Saved data entries
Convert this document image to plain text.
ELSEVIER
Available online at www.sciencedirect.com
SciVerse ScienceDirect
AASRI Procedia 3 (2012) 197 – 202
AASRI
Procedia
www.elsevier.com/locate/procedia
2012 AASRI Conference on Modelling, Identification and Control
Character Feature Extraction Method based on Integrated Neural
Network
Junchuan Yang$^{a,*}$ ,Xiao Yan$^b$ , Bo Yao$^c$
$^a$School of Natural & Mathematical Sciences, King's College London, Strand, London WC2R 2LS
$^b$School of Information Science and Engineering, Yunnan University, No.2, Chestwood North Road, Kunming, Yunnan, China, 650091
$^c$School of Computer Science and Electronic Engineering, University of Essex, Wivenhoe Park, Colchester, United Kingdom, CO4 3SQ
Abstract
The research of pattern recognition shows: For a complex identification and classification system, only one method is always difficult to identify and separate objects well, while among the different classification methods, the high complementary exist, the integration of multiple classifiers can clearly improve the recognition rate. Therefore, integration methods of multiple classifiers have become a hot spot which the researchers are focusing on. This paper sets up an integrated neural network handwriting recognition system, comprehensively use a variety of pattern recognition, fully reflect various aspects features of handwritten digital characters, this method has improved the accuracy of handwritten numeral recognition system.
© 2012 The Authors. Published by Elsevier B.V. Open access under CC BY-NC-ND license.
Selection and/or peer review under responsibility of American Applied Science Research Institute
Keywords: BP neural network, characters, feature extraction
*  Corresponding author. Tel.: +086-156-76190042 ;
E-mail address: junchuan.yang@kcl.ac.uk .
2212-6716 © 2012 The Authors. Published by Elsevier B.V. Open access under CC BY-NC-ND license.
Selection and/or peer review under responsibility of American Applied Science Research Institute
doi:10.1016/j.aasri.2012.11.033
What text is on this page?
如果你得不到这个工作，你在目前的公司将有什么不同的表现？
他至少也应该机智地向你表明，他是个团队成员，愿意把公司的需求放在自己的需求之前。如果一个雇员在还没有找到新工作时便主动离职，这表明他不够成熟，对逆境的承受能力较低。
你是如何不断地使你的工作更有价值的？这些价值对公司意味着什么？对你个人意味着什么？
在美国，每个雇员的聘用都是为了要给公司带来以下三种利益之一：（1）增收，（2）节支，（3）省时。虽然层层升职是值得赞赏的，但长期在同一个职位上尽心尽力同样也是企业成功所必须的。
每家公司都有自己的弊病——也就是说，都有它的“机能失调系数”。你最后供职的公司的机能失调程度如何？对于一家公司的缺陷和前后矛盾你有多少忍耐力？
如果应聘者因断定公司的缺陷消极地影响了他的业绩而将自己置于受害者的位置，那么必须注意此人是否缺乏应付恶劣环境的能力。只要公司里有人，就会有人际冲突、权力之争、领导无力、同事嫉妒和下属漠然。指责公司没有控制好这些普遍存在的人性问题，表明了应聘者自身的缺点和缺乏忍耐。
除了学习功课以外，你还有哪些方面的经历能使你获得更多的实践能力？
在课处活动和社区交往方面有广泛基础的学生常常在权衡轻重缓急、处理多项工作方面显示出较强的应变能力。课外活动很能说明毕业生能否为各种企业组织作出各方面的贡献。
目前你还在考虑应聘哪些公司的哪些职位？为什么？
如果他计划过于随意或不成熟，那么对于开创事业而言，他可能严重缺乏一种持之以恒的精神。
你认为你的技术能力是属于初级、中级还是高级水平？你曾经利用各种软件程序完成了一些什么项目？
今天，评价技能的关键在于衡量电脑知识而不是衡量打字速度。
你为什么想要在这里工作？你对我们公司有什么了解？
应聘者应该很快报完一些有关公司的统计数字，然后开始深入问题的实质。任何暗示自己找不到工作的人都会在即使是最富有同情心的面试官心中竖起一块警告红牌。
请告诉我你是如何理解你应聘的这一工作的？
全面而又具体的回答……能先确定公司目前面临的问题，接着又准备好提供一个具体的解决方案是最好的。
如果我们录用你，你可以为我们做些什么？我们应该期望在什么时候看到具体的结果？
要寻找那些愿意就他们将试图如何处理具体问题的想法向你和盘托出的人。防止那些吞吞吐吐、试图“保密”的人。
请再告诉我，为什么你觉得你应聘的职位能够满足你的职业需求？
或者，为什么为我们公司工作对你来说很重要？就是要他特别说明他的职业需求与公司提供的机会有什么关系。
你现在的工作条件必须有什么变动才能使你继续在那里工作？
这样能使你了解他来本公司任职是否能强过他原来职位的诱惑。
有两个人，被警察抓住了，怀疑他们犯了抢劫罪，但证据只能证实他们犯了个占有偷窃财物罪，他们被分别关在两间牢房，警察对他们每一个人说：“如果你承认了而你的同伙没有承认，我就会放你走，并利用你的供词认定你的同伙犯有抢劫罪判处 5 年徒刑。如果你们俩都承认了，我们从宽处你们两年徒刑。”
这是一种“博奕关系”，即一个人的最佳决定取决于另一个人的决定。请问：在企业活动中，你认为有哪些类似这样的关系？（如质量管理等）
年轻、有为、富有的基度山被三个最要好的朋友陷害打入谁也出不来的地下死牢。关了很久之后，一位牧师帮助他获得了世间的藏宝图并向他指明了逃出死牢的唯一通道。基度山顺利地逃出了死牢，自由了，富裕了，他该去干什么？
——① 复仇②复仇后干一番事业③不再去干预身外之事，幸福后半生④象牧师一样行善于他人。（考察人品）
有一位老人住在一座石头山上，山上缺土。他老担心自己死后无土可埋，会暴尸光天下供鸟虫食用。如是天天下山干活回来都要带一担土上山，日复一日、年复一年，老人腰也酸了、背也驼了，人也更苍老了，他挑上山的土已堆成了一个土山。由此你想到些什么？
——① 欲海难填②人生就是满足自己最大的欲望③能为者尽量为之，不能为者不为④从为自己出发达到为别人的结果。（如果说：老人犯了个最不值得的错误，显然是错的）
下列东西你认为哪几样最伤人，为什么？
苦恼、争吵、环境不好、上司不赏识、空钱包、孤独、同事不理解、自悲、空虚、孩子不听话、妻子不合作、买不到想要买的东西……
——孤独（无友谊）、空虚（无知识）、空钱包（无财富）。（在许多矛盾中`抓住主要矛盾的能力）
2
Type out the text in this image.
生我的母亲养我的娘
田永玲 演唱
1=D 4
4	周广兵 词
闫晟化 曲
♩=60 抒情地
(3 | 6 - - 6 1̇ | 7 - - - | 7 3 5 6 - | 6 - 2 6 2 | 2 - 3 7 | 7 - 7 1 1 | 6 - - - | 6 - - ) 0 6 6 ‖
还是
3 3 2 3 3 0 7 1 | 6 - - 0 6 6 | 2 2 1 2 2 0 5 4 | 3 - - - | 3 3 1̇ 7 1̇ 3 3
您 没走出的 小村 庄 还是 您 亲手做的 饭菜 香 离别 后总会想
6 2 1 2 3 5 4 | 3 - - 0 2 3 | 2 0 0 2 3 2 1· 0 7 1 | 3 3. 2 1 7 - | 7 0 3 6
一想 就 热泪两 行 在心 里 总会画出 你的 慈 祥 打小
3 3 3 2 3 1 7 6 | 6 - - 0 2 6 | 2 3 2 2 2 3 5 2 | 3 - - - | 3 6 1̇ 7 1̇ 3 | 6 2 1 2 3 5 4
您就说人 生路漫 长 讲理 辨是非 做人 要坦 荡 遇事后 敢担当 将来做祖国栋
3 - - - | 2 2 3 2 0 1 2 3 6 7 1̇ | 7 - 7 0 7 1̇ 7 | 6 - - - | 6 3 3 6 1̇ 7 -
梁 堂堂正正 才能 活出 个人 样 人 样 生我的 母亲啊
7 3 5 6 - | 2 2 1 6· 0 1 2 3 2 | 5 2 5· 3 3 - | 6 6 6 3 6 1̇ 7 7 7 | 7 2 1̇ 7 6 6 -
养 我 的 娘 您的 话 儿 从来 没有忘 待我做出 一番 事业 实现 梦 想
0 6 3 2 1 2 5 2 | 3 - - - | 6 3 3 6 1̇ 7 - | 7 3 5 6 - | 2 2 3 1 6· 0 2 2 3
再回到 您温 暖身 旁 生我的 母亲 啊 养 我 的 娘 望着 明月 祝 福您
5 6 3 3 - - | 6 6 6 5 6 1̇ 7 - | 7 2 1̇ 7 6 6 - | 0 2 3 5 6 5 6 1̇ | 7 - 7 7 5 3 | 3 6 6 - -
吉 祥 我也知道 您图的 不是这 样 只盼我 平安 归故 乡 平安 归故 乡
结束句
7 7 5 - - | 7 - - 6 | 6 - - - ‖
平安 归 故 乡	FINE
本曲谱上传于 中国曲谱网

Do this: Output the line holding "Type out the text in this image.", then every later line through the end of the records above, exactly as given and nothing else.

Correct response:
Type out the text in this image.
生我的母亲养我的娘
田永玲 演唱
1=D 4
4	周广兵 词
闫晟化 曲
♩=60 抒情地
(3 | 6 - - 6 1̇ | 7 - - - | 7 3 5 6 - | 6 - 2 6 2 | 2 - 3 7 | 7 - 7 1 1 | 6 - - - | 6 - - ) 0 6 6 ‖
还是
3 3 2 3 3 0 7 1 | 6 - - 0 6 6 | 2 2 1 2 2 0 5 4 | 3 - - - | 3 3 1̇ 7 1̇ 3 3
您 没走出的 小村 庄 还是 您 亲手做的 饭菜 香 离别 后总会想
6 2 1 2 3 5 4 | 3 - - 0 2 3 | 2 0 0 2 3 2 1· 0 7 1 | 3 3. 2 1 7 - | 7 0 3 6
一想 就 热泪两 行 在心 里 总会画出 你的 慈 祥 打小
3 3 3 2 3 1 7 6 | 6 - - 0 2 6 | 2 3 2 2 2 3 5 2 | 3 - - - | 3 6 1̇ 7 1̇ 3 | 6 2 1 2 3 5 4
您就说人 生路漫 长 讲理 辨是非 做人 要坦 荡 遇事后 敢担当 将来做祖国栋
3 - - - | 2 2 3 2 0 1 2 3 6 7 1̇ | 7 - 7 0 7 1̇ 7 | 6 - - - | 6 3 3 6 1̇ 7 -
梁 堂堂正正 才能 活出 个人 样 人 样 生我的 母亲啊
7 3 5 6 - | 2 2 1 6· 0 1 2 3 2 | 5 2 5· 3 3 - | 6 6 6 3 6 1̇ 7 7 7 | 7 2 1̇ 7 6 6 -
养 我 的 娘 您的 话 儿 从来 没有忘 待我做出 一番 事业 实现 梦 想
0 6 3 2 1 2 5 2 | 3 - - - | 6 3 3 6 1̇ 7 - | 7 3 5 6 - | 2 2 3 1 6· 0 2 2 3
再回到 您温 暖身 旁 生我的 母亲 啊 养 我 的 娘 望着 明月 祝 福您
5 6 3 3 - - | 6 6 6 5 6 1̇ 7 - | 7 2 1̇ 7 6 6 - | 0 2 3 5 6 5 6 1̇ | 7 - 7 7 5 3 | 3 6 6 - -
吉 祥 我也知道 您图的 不是这 样 只盼我 平安 归故 乡 平安 归故 乡
结束句
7 7 5 - - | 7 - - 6 | 6 - - - ‖
平安 归 故 乡	FINE
本曲谱上传于 中国曲谱网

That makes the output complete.